• **YOUR OBJECTIVE**
For the string "enter", find every matching line in the records and copy it.

(Items from an interface collection)
--------------------

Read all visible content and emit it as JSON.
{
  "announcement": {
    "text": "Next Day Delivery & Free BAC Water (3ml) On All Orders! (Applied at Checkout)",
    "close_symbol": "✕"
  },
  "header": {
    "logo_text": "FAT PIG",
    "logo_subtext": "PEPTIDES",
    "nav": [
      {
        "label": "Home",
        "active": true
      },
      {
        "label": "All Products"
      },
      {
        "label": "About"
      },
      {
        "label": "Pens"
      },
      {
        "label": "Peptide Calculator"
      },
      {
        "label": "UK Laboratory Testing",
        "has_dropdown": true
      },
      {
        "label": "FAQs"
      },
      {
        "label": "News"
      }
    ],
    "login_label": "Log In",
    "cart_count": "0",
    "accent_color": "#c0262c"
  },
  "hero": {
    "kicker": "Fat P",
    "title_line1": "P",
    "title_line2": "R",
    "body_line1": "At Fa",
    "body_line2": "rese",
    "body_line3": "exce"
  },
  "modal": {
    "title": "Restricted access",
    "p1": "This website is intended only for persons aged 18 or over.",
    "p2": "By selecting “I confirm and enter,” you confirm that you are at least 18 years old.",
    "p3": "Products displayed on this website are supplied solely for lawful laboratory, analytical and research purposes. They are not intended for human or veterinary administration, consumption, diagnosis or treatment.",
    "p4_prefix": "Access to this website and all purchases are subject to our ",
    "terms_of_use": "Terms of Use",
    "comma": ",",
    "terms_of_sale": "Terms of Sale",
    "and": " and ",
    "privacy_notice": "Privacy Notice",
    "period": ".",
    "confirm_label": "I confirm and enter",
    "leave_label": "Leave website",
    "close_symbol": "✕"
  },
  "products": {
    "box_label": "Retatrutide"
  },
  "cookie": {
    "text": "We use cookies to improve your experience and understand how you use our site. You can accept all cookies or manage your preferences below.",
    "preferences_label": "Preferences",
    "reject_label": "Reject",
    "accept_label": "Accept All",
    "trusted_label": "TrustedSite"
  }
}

--------------------

• **EXPECTED ANSWER**
    "p2": "By selecting “I confirm and enter,” you confirm that you are at least 18 years old.",
    "confirm_label": "I confirm and enter",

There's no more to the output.